Your goal »
Every line of the material below should be repeated exactly.

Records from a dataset
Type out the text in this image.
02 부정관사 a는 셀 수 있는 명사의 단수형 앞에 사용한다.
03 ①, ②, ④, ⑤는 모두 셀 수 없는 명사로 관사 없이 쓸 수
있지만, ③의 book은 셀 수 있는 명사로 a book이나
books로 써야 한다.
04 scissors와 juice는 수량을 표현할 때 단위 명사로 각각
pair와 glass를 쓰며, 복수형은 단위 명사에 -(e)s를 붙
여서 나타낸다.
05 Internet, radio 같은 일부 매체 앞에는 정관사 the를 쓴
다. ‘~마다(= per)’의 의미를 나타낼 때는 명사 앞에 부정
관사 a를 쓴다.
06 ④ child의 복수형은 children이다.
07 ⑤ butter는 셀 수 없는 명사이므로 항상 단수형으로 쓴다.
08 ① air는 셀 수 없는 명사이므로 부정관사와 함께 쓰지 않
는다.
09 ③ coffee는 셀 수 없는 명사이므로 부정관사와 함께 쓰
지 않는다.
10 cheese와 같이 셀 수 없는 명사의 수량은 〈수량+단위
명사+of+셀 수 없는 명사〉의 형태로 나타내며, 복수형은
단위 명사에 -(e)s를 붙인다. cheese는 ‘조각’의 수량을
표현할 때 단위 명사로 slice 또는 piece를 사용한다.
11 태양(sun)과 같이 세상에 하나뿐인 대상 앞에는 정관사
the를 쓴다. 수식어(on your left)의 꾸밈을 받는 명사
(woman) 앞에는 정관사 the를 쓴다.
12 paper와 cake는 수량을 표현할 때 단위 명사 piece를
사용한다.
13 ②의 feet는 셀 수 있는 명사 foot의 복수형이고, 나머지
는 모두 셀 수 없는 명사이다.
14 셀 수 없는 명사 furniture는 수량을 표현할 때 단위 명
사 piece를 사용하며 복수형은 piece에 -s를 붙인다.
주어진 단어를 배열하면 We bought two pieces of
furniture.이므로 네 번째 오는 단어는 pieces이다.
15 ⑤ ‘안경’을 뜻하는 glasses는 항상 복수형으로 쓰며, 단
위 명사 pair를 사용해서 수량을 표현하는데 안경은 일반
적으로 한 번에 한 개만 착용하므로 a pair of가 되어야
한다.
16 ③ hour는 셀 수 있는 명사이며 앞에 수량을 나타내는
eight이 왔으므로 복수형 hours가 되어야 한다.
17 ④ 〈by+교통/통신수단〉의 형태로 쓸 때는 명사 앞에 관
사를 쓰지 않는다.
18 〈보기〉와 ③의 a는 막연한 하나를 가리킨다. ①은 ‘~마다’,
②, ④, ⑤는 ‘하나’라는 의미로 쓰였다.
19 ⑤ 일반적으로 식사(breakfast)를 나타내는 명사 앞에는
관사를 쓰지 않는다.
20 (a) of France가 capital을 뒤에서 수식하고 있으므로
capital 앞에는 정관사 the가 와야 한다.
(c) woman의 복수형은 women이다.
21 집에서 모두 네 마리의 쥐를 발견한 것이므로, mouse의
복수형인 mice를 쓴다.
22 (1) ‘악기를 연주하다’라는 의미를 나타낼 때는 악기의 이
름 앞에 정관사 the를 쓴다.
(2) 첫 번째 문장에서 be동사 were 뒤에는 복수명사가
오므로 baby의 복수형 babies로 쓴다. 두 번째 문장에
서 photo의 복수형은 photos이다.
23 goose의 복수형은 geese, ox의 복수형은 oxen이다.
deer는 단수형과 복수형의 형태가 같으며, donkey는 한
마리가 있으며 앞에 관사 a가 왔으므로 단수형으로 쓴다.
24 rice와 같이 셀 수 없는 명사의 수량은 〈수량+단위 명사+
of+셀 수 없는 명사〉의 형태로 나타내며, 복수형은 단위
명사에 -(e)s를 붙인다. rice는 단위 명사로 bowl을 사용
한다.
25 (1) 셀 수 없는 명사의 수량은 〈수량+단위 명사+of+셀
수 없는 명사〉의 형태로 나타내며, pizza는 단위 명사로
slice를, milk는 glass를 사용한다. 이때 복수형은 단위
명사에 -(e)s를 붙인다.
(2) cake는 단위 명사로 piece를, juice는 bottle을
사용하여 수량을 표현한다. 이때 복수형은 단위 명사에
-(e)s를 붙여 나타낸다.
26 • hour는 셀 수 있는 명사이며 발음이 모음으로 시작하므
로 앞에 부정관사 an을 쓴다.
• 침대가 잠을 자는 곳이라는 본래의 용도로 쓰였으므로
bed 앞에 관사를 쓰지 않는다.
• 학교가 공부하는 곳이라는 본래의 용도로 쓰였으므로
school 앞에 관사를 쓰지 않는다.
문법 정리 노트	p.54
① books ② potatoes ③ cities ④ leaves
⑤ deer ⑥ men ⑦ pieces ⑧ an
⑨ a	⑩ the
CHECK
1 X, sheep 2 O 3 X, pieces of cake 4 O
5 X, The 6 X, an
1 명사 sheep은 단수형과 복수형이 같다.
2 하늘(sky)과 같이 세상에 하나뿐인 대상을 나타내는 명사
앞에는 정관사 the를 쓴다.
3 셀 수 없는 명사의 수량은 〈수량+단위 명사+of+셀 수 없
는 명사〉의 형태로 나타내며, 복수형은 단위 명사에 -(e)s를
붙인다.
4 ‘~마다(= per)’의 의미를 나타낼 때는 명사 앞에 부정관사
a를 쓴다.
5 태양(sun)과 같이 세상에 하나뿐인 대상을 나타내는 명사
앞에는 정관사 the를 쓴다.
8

Reply to the exercise »
Type out the text in this image.
02 부정관사 a는 셀 수 있는 명사의 단수형 앞에 사용한다.
03 ①, ②, ④, ⑤는 모두 셀 수 없는 명사로 관사 없이 쓸 수
있지만, ③의 book은 셀 수 있는 명사로 a book이나
books로 써야 한다.
04 scissors와 juice는 수량을 표현할 때 단위 명사로 각각
pair와 glass를 쓰며, 복수형은 단위 명사에 -(e)s를 붙
여서 나타낸다.
05 Internet, radio 같은 일부 매체 앞에는 정관사 the를 쓴
다. ‘~마다(= per)’의 의미를 나타낼 때는 명사 앞에 부정
관사 a를 쓴다.
06 ④ child의 복수형은 children이다.
07 ⑤ butter는 셀 수 없는 명사이므로 항상 단수형으로 쓴다.
08 ① air는 셀 수 없는 명사이므로 부정관사와 함께 쓰지 않
는다.
09 ③ coffee는 셀 수 없는 명사이므로 부정관사와 함께 쓰
지 않는다.
10 cheese와 같이 셀 수 없는 명사의 수량은 〈수량+단위
명사+of+셀 수 없는 명사〉의 형태로 나타내며, 복수형은
단위 명사에 -(e)s를 붙인다. cheese는 ‘조각’의 수량을
표현할 때 단위 명사로 slice 또는 piece를 사용한다.
11 태양(sun)과 같이 세상에 하나뿐인 대상 앞에는 정관사
the를 쓴다. 수식어(on your left)의 꾸밈을 받는 명사
(woman) 앞에는 정관사 the를 쓴다.
12 paper와 cake는 수량을 표현할 때 단위 명사 piece를
사용한다.
13 ②의 feet는 셀 수 있는 명사 foot의 복수형이고, 나머지
는 모두 셀 수 없는 명사이다.
14 셀 수 없는 명사 furniture는 수량을 표현할 때 단위 명
사 piece를 사용하며 복수형은 piece에 -s를 붙인다.
주어진 단어를 배열하면 We bought two pieces of
furniture.이므로 네 번째 오는 단어는 pieces이다.
15 ⑤ ‘안경’을 뜻하는 glasses는 항상 복수형으로 쓰며, 단
위 명사 pair를 사용해서 수량을 표현하는데 안경은 일반
적으로 한 번에 한 개만 착용하므로 a pair of가 되어야
한다.
16 ③ hour는 셀 수 있는 명사이며 앞에 수량을 나타내는
eight이 왔으므로 복수형 hours가 되어야 한다.
17 ④ 〈by+교통/통신수단〉의 형태로 쓸 때는 명사 앞에 관
사를 쓰지 않는다.
18 〈보기〉와 ③의 a는 막연한 하나를 가리킨다. ①은 ‘~마다’,
②, ④, ⑤는 ‘하나’라는 의미로 쓰였다.
19 ⑤ 일반적으로 식사(breakfast)를 나타내는 명사 앞에는
관사를 쓰지 않는다.
20 (a) of France가 capital을 뒤에서 수식하고 있으므로
capital 앞에는 정관사 the가 와야 한다.
(c) woman의 복수형은 women이다.
21 집에서 모두 네 마리의 쥐를 발견한 것이므로, mouse의
복수형인 mice를 쓴다.
22 (1) ‘악기를 연주하다’라는 의미를 나타낼 때는 악기의 이
름 앞에 정관사 the를 쓴다.
(2) 첫 번째 문장에서 be동사 were 뒤에는 복수명사가
오므로 baby의 복수형 babies로 쓴다. 두 번째 문장에
서 photo의 복수형은 photos이다.
23 goose의 복수형은 geese, ox의 복수형은 oxen이다.
deer는 단수형과 복수형의 형태가 같으며, donkey는 한
마리가 있으며 앞에 관사 a가 왔으므로 단수형으로 쓴다.
24 rice와 같이 셀 수 없는 명사의 수량은 〈수량+단위 명사+
of+셀 수 없는 명사〉의 형태로 나타내며, 복수형은 단위
명사에 -(e)s를 붙인다. rice는 단위 명사로 bowl을 사용
한다.
25 (1) 셀 수 없는 명사의 수량은 〈수량+단위 명사+of+셀
수 없는 명사〉의 형태로 나타내며, pizza는 단위 명사로
slice를, milk는 glass를 사용한다. 이때 복수형은 단위
명사에 -(e)s를 붙인다.
(2) cake는 단위 명사로 piece를, juice는 bottle을
사용하여 수량을 표현한다. 이때 복수형은 단위 명사에
-(e)s를 붙여 나타낸다.
26 • hour는 셀 수 있는 명사이며 발음이 모음으로 시작하므
로 앞에 부정관사 an을 쓴다.
• 침대가 잠을 자는 곳이라는 본래의 용도로 쓰였으므로
bed 앞에 관사를 쓰지 않는다.
• 학교가 공부하는 곳이라는 본래의 용도로 쓰였으므로
school 앞에 관사를 쓰지 않는다.
문법 정리 노트	p.54
① books ② potatoes ③ cities ④ leaves
⑤ deer ⑥ men ⑦ pieces ⑧ an
⑨ a	⑩ the
CHECK
1 X, sheep 2 O 3 X, pieces of cake 4 O
5 X, The 6 X, an
1 명사 sheep은 단수형과 복수형이 같다.
2 하늘(sky)과 같이 세상에 하나뿐인 대상을 나타내는 명사
앞에는 정관사 the를 쓴다.
3 셀 수 없는 명사의 수량은 〈수량+단위 명사+of+셀 수 없
는 명사〉의 형태로 나타내며, 복수형은 단위 명사에 -(e)s를
붙인다.
4 ‘~마다(= per)’의 의미를 나타낼 때는 명사 앞에 부정관사
a를 쓴다.
5 태양(sun)과 같이 세상에 하나뿐인 대상을 나타내는 명사
앞에는 정관사 the를 쓴다.
8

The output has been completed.